## TASK PROMPT
Each entry has to be copied exactly, with nothing missed.

Rows from a dataset
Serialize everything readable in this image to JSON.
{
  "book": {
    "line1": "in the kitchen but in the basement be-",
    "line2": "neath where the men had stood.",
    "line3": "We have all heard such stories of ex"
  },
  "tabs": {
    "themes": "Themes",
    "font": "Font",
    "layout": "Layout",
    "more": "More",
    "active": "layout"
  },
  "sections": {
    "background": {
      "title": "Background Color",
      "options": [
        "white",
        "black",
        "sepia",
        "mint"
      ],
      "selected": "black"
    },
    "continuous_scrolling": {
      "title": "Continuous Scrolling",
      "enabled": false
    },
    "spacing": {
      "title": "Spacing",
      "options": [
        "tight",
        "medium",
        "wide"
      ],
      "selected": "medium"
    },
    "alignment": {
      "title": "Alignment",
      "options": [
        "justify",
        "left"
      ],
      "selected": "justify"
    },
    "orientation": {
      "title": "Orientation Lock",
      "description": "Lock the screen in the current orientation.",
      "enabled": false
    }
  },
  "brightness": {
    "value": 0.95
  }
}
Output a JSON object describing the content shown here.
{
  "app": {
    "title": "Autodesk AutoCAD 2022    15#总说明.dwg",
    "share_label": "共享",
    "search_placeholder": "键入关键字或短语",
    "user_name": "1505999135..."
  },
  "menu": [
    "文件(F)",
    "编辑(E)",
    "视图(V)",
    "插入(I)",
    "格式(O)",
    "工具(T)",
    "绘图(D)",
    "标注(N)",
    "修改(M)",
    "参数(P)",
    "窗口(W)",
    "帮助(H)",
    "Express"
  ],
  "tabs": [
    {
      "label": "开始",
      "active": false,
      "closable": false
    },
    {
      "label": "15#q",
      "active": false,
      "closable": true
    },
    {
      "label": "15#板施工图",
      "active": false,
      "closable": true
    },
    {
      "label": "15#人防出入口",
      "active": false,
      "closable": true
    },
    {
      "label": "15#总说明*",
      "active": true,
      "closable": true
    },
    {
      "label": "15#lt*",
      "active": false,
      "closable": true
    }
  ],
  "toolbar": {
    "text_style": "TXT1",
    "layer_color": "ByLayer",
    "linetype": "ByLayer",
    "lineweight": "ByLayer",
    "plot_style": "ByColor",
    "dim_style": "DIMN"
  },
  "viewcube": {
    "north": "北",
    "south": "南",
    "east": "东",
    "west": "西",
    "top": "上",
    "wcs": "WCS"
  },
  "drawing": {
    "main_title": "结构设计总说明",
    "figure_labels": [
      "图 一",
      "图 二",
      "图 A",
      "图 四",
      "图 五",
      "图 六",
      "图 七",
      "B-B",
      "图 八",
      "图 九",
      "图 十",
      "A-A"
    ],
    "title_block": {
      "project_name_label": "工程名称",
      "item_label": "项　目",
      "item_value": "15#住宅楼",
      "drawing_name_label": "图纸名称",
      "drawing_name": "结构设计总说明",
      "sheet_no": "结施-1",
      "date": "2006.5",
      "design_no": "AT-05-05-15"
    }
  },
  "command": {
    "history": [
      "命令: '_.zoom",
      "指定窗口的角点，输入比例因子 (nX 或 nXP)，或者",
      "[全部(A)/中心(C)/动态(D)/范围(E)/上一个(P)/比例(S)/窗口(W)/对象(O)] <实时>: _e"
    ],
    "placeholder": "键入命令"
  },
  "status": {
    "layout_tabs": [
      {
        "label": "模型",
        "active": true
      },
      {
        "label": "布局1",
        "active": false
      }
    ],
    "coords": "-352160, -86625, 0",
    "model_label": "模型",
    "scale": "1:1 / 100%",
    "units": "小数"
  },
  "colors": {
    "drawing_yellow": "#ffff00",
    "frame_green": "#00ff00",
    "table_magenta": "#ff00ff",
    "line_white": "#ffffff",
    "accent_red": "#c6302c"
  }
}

## TASK RESULT
Serialize everything readable in this image to JSON.
{
  "book": {
    "line1": "in the kitchen but in the basement be-",
    "line2": "neath where the men had stood.",
    "line3": "We have all heard such stories of ex"
  },
  "tabs": {
    "themes": "Themes",
    "font": "Font",
    "layout": "Layout",
    "more": "More",
    "active": "layout"
  },
  "sections": {
    "background": {
      "title": "Background Color",
      "options": [
        "white",
        "black",
        "sepia",
        "mint"
      ],
      "selected": "black"
    },
    "continuous_scrolling": {
      "title": "Continuous Scrolling",
      "enabled": false
    },
    "spacing": {
      "title": "Spacing",
      "options": [
        "tight",
        "medium",
        "wide"
      ],
      "selected": "medium"
    },
    "alignment": {
      "title": "Alignment",
      "options": [
        "justify",
        "left"
      ],
      "selected": "justify"
    },
    "orientation": {
      "title": "Orientation Lock",
      "description": "Lock the screen in the current orientation.",
      "enabled": false
    }
  },
  "brightness": {
    "value": 0.95
  }
}
Output a JSON object describing the content shown here.
{
  "app": {
    "title": "Autodesk AutoCAD 2022    15#总说明.dwg",
    "share_label": "共享",
    "search_placeholder": "键入关键字或短语",
    "user_name": "1505999135..."
  },
  "menu": [
    "文件(F)",
    "编辑(E)",
    "视图(V)",
    "插入(I)",
    "格式(O)",
    "工具(T)",
    "绘图(D)",
    "标注(N)",
    "修改(M)",
    "参数(P)",
    "窗口(W)",
    "帮助(H)",
    "Express"
  ],
  "tabs": [
    {
      "label": "开始",
      "active": false,
      "closable": false
    },
    {
      "label": "15#q",
      "active": false,
      "closable": true
    },
    {
      "label": "15#板施工图",
      "active": false,
      "closable": true
    },
    {
      "label": "15#人防出入口",
      "active": false,
      "closable": true
    },
    {
      "label": "15#总说明*",
      "active": true,
      "closable": true
    },
    {
      "label": "15#lt*",
      "active": false,
      "closable": true
    }
  ],
  "toolbar": {
    "text_style": "TXT1",
    "layer_color": "ByLayer",
    "linetype": "ByLayer",
    "lineweight": "ByLayer",
    "plot_style": "ByColor",
    "dim_style": "DIMN"
  },
  "viewcube": {
    "north": "北",
    "south": "南",
    "east": "东",
    "west": "西",
    "top": "上",
    "wcs": "WCS"
  },
  "drawing": {
    "main_title": "结构设计总说明",
    "figure_labels": [
      "图 一",
      "图 二",
      "图 A",
      "图 四",
      "图 五",
      "图 六",
      "图 七",
      "B-B",
      "图 八",
      "图 九",
      "图 十",
      "A-A"
    ],
    "title_block": {
      "project_name_label": "工程名称",
      "item_label": "项　目",
      "item_value": "15#住宅楼",
      "drawing_name_label": "图纸名称",
      "drawing_name": "结构设计总说明",
      "sheet_no": "结施-1",
      "date": "2006.5",
      "design_no": "AT-05-05-15"
    }
  },
  "command": {
    "history": [
      "命令: '_.zoom",
      "指定窗口的角点，输入比例因子 (nX 或 nXP)，或者",
      "[全部(A)/中心(C)/动态(D)/范围(E)/上一个(P)/比例(S)/窗口(W)/对象(O)] <实时>: _e"
    ],
    "placeholder": "键入命令"
  },
  "status": {
    "layout_tabs": [
      {
        "label": "模型",
        "active": true
      },
      {
        "label": "布局1",
        "active": false
      }
    ],
    "coords": "-352160, -86625, 0",
    "model_label": "模型",
    "scale": "1:1 / 100%",
    "units": "小数"
  },
  "colors": {
    "drawing_yellow": "#ffff00",
    "frame_green": "#00ff00",
    "table_magenta": "#ff00ff",
    "line_white": "#ffffff",
    "accent_red": "#c6302c"
  }
}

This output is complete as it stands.